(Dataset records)
## begin

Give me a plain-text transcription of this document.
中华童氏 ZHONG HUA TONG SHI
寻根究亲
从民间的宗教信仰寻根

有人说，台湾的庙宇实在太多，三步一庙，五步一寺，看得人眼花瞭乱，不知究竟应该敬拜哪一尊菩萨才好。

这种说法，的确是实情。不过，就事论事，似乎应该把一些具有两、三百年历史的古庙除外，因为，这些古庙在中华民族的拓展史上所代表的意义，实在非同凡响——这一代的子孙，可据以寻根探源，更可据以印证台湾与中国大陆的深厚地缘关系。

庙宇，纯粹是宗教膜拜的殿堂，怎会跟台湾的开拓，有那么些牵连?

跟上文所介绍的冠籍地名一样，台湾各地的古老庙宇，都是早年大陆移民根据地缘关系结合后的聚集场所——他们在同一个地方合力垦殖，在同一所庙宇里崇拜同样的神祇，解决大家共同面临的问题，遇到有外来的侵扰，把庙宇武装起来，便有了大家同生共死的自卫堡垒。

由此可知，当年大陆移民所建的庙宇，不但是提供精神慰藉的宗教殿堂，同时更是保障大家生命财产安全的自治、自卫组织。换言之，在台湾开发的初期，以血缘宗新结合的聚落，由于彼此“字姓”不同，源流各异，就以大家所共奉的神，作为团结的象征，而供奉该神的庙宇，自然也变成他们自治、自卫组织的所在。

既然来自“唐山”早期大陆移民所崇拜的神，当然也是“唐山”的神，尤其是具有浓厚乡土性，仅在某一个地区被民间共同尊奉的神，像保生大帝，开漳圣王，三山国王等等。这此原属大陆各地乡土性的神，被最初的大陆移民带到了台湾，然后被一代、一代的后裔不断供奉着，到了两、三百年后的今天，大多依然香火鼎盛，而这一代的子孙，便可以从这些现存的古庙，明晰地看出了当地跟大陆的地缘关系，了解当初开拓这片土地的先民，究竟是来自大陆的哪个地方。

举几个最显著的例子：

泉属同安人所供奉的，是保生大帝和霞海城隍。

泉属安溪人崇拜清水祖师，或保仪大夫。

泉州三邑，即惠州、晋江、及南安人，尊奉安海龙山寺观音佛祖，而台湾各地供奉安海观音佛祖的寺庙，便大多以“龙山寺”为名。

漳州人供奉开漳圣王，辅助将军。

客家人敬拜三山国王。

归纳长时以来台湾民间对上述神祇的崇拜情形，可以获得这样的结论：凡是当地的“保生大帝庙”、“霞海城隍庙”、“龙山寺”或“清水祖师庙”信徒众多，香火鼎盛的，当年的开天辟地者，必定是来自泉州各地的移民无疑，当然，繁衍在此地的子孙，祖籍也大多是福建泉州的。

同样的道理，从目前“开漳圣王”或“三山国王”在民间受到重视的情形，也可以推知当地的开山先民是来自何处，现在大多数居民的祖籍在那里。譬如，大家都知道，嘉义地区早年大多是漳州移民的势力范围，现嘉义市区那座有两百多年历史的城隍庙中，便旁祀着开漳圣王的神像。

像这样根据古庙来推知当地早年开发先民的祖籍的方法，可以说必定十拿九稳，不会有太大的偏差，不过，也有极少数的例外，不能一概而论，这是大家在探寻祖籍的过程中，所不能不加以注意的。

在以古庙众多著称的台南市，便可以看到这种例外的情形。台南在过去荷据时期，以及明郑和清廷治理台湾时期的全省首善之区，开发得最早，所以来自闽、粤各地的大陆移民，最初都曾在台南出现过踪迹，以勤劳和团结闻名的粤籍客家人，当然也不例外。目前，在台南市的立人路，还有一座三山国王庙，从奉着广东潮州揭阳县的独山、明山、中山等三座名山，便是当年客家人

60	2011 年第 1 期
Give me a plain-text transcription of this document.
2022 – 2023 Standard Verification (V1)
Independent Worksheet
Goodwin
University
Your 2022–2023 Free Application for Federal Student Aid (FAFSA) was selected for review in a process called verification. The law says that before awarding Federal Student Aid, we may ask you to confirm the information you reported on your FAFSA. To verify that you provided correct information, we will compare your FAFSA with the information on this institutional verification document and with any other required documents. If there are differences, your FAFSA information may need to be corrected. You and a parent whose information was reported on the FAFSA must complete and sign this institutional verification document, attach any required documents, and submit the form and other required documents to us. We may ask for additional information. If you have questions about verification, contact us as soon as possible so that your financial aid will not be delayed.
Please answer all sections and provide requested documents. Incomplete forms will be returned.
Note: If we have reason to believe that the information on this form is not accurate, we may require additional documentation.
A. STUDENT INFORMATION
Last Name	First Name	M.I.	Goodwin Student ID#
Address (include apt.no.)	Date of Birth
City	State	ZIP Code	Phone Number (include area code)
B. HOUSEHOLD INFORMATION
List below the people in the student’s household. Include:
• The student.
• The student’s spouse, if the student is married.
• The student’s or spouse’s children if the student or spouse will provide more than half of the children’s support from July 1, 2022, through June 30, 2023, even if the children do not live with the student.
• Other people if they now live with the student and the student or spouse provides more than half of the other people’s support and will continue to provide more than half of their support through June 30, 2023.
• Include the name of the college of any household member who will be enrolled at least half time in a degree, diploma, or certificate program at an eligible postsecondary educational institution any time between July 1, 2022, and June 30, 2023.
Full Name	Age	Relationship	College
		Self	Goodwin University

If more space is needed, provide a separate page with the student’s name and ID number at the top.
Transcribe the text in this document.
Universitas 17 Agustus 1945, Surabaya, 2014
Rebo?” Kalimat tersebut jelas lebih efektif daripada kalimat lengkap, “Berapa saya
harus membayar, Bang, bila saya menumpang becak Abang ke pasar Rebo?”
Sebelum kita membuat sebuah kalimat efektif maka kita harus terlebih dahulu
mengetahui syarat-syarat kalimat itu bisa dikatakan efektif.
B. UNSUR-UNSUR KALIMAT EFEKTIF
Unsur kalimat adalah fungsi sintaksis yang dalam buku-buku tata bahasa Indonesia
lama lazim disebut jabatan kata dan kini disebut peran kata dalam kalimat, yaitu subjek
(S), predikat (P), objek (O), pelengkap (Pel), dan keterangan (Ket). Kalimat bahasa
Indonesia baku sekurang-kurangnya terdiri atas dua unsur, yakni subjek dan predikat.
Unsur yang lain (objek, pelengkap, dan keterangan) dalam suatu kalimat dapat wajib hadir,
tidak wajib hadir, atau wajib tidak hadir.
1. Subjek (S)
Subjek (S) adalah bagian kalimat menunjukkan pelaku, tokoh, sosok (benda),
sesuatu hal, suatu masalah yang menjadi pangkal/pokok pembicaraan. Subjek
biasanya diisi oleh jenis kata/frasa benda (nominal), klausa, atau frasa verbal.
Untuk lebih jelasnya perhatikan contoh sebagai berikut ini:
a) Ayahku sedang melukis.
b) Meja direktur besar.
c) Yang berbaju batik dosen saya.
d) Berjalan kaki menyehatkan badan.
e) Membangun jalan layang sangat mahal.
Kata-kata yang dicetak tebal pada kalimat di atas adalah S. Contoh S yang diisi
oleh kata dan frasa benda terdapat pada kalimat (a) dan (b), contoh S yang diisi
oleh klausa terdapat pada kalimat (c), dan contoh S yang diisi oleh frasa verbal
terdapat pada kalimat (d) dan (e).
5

## end

• _WORK TO BE COMPLETED_
Copy out the full set of records precisely, leaving nothing out.

• _SOLUTION TO THIS TASK_
Give me a plain-text transcription of this document.
中华童氏 ZHONG HUA TONG SHI
寻根究亲
从民间的宗教信仰寻根

有人说，台湾的庙宇实在太多，三步一庙，五步一寺，看得人眼花瞭乱，不知究竟应该敬拜哪一尊菩萨才好。

这种说法，的确是实情。不过，就事论事，似乎应该把一些具有两、三百年历史的古庙除外，因为，这些古庙在中华民族的拓展史上所代表的意义，实在非同凡响——这一代的子孙，可据以寻根探源，更可据以印证台湾与中国大陆的深厚地缘关系。

庙宇，纯粹是宗教膜拜的殿堂，怎会跟台湾的开拓，有那么些牵连?

跟上文所介绍的冠籍地名一样，台湾各地的古老庙宇，都是早年大陆移民根据地缘关系结合后的聚集场所——他们在同一个地方合力垦殖，在同一所庙宇里崇拜同样的神祇，解决大家共同面临的问题，遇到有外来的侵扰，把庙宇武装起来，便有了大家同生共死的自卫堡垒。

由此可知，当年大陆移民所建的庙宇，不但是提供精神慰藉的宗教殿堂，同时更是保障大家生命财产安全的自治、自卫组织。换言之，在台湾开发的初期，以血缘宗新结合的聚落，由于彼此“字姓”不同，源流各异，就以大家所共奉的神，作为团结的象征，而供奉该神的庙宇，自然也变成他们自治、自卫组织的所在。

既然来自“唐山”早期大陆移民所崇拜的神，当然也是“唐山”的神，尤其是具有浓厚乡土性，仅在某一个地区被民间共同尊奉的神，像保生大帝，开漳圣王，三山国王等等。这此原属大陆各地乡土性的神，被最初的大陆移民带到了台湾，然后被一代、一代的后裔不断供奉着，到了两、三百年后的今天，大多依然香火鼎盛，而这一代的子孙，便可以从这些现存的古庙，明晰地看出了当地跟大陆的地缘关系，了解当初开拓这片土地的先民，究竟是来自大陆的哪个地方。

举几个最显著的例子：

泉属同安人所供奉的，是保生大帝和霞海城隍。

泉属安溪人崇拜清水祖师，或保仪大夫。

泉州三邑，即惠州、晋江、及南安人，尊奉安海龙山寺观音佛祖，而台湾各地供奉安海观音佛祖的寺庙，便大多以“龙山寺”为名。

漳州人供奉开漳圣王，辅助将军。

客家人敬拜三山国王。

归纳长时以来台湾民间对上述神祇的崇拜情形，可以获得这样的结论：凡是当地的“保生大帝庙”、“霞海城隍庙”、“龙山寺”或“清水祖师庙”信徒众多，香火鼎盛的，当年的开天辟地者，必定是来自泉州各地的移民无疑，当然，繁衍在此地的子孙，祖籍也大多是福建泉州的。

同样的道理，从目前“开漳圣王”或“三山国王”在民间受到重视的情形，也可以推知当地的开山先民是来自何处，现在大多数居民的祖籍在那里。譬如，大家都知道，嘉义地区早年大多是漳州移民的势力范围，现嘉义市区那座有两百多年历史的城隍庙中，便旁祀着开漳圣王的神像。

像这样根据古庙来推知当地早年开发先民的祖籍的方法，可以说必定十拿九稳，不会有太大的偏差，不过，也有极少数的例外，不能一概而论，这是大家在探寻祖籍的过程中，所不能不加以注意的。

在以古庙众多著称的台南市，便可以看到这种例外的情形。台南在过去荷据时期，以及明郑和清廷治理台湾时期的全省首善之区，开发得最早，所以来自闽、粤各地的大陆移民，最初都曾在台南出现过踪迹，以勤劳和团结闻名的粤籍客家人，当然也不例外。目前，在台南市的立人路，还有一座三山国王庙，从奉着广东潮州揭阳县的独山、明山、中山等三座名山，便是当年客家人

60	2011 年第 1 期
Give me a plain-text transcription of this document.
2022 – 2023 Standard Verification (V1)
Independent Worksheet
Goodwin
University
Your 2022–2023 Free Application for Federal Student Aid (FAFSA) was selected for review in a process called verification. The law says that before awarding Federal Student Aid, we may ask you to confirm the information you reported on your FAFSA. To verify that you provided correct information, we will compare your FAFSA with the information on this institutional verification document and with any other required documents. If there are differences, your FAFSA information may need to be corrected. You and a parent whose information was reported on the FAFSA must complete and sign this institutional verification document, attach any required documents, and submit the form and other required documents to us. We may ask for additional information. If you have questions about verification, contact us as soon as possible so that your financial aid will not be delayed.
Please answer all sections and provide requested documents. Incomplete forms will be returned.
Note: If we have reason to believe that the information on this form is not accurate, we may require additional documentation.
A. STUDENT INFORMATION
Last Name	First Name	M.I.	Goodwin Student ID#
Address (include apt.no.)	Date of Birth
City	State	ZIP Code	Phone Number (include area code)
B. HOUSEHOLD INFORMATION
List below the people in the student’s household. Include:
• The student.
• The student’s spouse, if the student is married.
• The student’s or spouse’s children if the student or spouse will provide more than half of the children’s support from July 1, 2022, through June 30, 2023, even if the children do not live with the student.
• Other people if they now live with the student and the student or spouse provides more than half of the other people’s support and will continue to provide more than half of their support through June 30, 2023.
• Include the name of the college of any household member who will be enrolled at least half time in a degree, diploma, or certificate program at an eligible postsecondary educational institution any time between July 1, 2022, and June 30, 2023.
Full Name	Age	Relationship	College
		Self	Goodwin University

If more space is needed, provide a separate page with the student’s name and ID number at the top.
Transcribe the text in this document.
Universitas 17 Agustus 1945, Surabaya, 2014
Rebo?” Kalimat tersebut jelas lebih efektif daripada kalimat lengkap, “Berapa saya
harus membayar, Bang, bila saya menumpang becak Abang ke pasar Rebo?”
Sebelum kita membuat sebuah kalimat efektif maka kita harus terlebih dahulu
mengetahui syarat-syarat kalimat itu bisa dikatakan efektif.
B. UNSUR-UNSUR KALIMAT EFEKTIF
Unsur kalimat adalah fungsi sintaksis yang dalam buku-buku tata bahasa Indonesia
lama lazim disebut jabatan kata dan kini disebut peran kata dalam kalimat, yaitu subjek
(S), predikat (P), objek (O), pelengkap (Pel), dan keterangan (Ket). Kalimat bahasa
Indonesia baku sekurang-kurangnya terdiri atas dua unsur, yakni subjek dan predikat.
Unsur yang lain (objek, pelengkap, dan keterangan) dalam suatu kalimat dapat wajib hadir,
tidak wajib hadir, atau wajib tidak hadir.
1. Subjek (S)
Subjek (S) adalah bagian kalimat menunjukkan pelaku, tokoh, sosok (benda),
sesuatu hal, suatu masalah yang menjadi pangkal/pokok pembicaraan. Subjek
biasanya diisi oleh jenis kata/frasa benda (nominal), klausa, atau frasa verbal.
Untuk lebih jelasnya perhatikan contoh sebagai berikut ini:
a) Ayahku sedang melukis.
b) Meja direktur besar.
c) Yang berbaju batik dosen saya.
d) Berjalan kaki menyehatkan badan.
e) Membangun jalan layang sangat mahal.
Kata-kata yang dicetak tebal pada kalimat di atas adalah S. Contoh S yang diisi
oleh kata dan frasa benda terdapat pada kalimat (a) dan (b), contoh S yang diisi
oleh klausa terdapat pada kalimat (c), dan contoh S yang diisi oleh frasa verbal
terdapat pada kalimat (d) dan (e).
5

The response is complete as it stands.